- [WHAT IS REQUIRED]
Transcribe the material in full, exactly as written.

- [MATERIAL PROVIDED]

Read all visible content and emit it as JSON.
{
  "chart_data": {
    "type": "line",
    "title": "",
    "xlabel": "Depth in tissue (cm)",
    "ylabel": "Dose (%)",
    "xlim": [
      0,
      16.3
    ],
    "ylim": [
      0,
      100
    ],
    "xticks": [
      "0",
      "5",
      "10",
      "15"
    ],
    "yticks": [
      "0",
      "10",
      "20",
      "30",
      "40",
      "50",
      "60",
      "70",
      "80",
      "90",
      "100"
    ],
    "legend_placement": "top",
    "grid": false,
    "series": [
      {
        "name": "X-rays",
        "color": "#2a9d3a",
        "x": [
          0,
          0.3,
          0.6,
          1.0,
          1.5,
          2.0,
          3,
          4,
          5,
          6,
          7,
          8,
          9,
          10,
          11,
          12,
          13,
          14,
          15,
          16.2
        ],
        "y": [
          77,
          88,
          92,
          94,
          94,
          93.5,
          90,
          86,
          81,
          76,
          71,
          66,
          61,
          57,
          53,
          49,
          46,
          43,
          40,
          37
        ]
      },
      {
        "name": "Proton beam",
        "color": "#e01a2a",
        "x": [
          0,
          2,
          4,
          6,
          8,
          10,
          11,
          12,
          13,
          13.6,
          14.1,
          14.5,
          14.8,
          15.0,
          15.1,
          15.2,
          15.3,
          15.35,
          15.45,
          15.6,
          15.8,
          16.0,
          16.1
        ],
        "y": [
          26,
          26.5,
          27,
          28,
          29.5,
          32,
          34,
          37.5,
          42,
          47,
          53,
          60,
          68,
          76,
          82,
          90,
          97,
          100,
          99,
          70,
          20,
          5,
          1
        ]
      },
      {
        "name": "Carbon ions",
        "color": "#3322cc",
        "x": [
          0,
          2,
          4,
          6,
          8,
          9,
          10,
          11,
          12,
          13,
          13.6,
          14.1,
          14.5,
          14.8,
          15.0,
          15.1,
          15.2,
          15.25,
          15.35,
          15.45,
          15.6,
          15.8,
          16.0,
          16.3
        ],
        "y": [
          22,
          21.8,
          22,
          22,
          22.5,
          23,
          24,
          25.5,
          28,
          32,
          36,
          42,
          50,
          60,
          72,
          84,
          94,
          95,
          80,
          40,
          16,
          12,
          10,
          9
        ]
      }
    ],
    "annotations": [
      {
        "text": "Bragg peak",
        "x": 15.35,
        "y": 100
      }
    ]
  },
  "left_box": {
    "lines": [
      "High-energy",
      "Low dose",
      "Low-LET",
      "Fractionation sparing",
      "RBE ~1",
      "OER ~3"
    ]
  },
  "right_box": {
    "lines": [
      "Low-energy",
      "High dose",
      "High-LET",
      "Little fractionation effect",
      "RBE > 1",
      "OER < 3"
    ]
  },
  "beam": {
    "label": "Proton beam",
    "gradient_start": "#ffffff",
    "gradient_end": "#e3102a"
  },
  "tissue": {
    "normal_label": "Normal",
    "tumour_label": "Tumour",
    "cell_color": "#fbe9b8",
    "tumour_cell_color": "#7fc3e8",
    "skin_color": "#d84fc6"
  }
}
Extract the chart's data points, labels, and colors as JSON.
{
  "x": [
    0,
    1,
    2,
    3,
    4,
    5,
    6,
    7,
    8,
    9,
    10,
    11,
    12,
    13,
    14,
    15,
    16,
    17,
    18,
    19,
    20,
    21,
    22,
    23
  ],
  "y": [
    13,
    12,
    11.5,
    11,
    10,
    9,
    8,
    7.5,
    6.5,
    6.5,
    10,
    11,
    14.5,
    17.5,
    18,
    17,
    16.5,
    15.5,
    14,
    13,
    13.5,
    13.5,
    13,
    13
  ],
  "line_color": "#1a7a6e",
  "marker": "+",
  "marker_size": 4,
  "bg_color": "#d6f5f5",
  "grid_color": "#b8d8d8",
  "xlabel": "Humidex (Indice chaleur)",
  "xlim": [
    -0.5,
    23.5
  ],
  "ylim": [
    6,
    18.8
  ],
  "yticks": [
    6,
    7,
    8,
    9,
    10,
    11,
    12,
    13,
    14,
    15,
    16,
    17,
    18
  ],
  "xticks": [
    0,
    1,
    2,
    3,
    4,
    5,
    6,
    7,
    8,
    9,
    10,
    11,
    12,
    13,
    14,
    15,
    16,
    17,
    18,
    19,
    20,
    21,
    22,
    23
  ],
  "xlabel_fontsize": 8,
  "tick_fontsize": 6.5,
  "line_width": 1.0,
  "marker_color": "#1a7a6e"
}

- [WRITTEN REPLY]
Read all visible content and emit it as JSON.
{
  "chart_data": {
    "type": "line",
    "title": "",
    "xlabel": "Depth in tissue (cm)",
    "ylabel": "Dose (%)",
    "xlim": [
      0,
      16.3
    ],
    "ylim": [
      0,
      100
    ],
    "xticks": [
      "0",
      "5",
      "10",
      "15"
    ],
    "yticks": [
      "0",
      "10",
      "20",
      "30",
      "40",
      "50",
      "60",
      "70",
      "80",
      "90",
      "100"
    ],
    "legend_placement": "top",
    "grid": false,
    "series": [
      {
        "name": "X-rays",
        "color": "#2a9d3a",
        "x": [
          0,
          0.3,
          0.6,
          1.0,
          1.5,
          2.0,
          3,
          4,
          5,
          6,
          7,
          8,
          9,
          10,
          11,
          12,
          13,
          14,
          15,
          16.2
        ],
        "y": [
          77,
          88,
          92,
          94,
          94,
          93.5,
          90,
          86,
          81,
          76,
          71,
          66,
          61,
          57,
          53,
          49,
          46,
          43,
          40,
          37
        ]
      },
      {
        "name": "Proton beam",
        "color": "#e01a2a",
        "x": [
          0,
          2,
          4,
          6,
          8,
          10,
          11,
          12,
          13,
          13.6,
          14.1,
          14.5,
          14.8,
          15.0,
          15.1,
          15.2,
          15.3,
          15.35,
          15.45,
          15.6,
          15.8,
          16.0,
          16.1
        ],
        "y": [
          26,
          26.5,
          27,
          28,
          29.5,
          32,
          34,
          37.5,
          42,
          47,
          53,
          60,
          68,
          76,
          82,
          90,
          97,
          100,
          99,
          70,
          20,
          5,
          1
        ]
      },
      {
        "name": "Carbon ions",
        "color": "#3322cc",
        "x": [
          0,
          2,
          4,
          6,
          8,
          9,
          10,
          11,
          12,
          13,
          13.6,
          14.1,
          14.5,
          14.8,
          15.0,
          15.1,
          15.2,
          15.25,
          15.35,
          15.45,
          15.6,
          15.8,
          16.0,
          16.3
        ],
        "y": [
          22,
          21.8,
          22,
          22,
          22.5,
          23,
          24,
          25.5,
          28,
          32,
          36,
          42,
          50,
          60,
          72,
          84,
          94,
          95,
          80,
          40,
          16,
          12,
          10,
          9
        ]
      }
    ],
    "annotations": [
      {
        "text": "Bragg peak",
        "x": 15.35,
        "y": 100
      }
    ]
  },
  "left_box": {
    "lines": [
      "High-energy",
      "Low dose",
      "Low-LET",
      "Fractionation sparing",
      "RBE ~1",
      "OER ~3"
    ]
  },
  "right_box": {
    "lines": [
      "Low-energy",
      "High dose",
      "High-LET",
      "Little fractionation effect",
      "RBE > 1",
      "OER < 3"
    ]
  },
  "beam": {
    "label": "Proton beam",
    "gradient_start": "#ffffff",
    "gradient_end": "#e3102a"
  },
  "tissue": {
    "normal_label": "Normal",
    "tumour_label": "Tumour",
    "cell_color": "#fbe9b8",
    "tumour_cell_color": "#7fc3e8",
    "skin_color": "#d84fc6"
  }
}
Extract the chart's data points, labels, and colors as JSON.
{
  "x": [
    0,
    1,
    2,
    3,
    4,
    5,
    6,
    7,
    8,
    9,
    10,
    11,
    12,
    13,
    14,
    15,
    16,
    17,
    18,
    19,
    20,
    21,
    22,
    23
  ],
  "y": [
    13,
    12,
    11.5,
    11,
    10,
    9,
    8,
    7.5,
    6.5,
    6.5,
    10,
    11,
    14.5,
    17.5,
    18,
    17,
    16.5,
    15.5,
    14,
    13,
    13.5,
    13.5,
    13,
    13
  ],
  "line_color": "#1a7a6e",
  "marker": "+",
  "marker_size": 4,
  "bg_color": "#d6f5f5",
  "grid_color": "#b8d8d8",
  "xlabel": "Humidex (Indice chaleur)",
  "xlim": [
    -0.5,
    23.5
  ],
  "ylim": [
    6,
    18.8
  ],
  "yticks": [
    6,
    7,
    8,
    9,
    10,
    11,
    12,
    13,
    14,
    15,
    16,
    17,
    18
  ],
  "xticks": [
    0,
    1,
    2,
    3,
    4,
    5,
    6,
    7,
    8,
    9,
    10,
    11,
    12,
    13,
    14,
    15,
    16,
    17,
    18,
    19,
    20,
    21,
    22,
    23
  ],
  "xlabel_fontsize": 8,
  "tick_fontsize": 6.5,
  "line_width": 1.0,
  "marker_color": "#1a7a6e"
}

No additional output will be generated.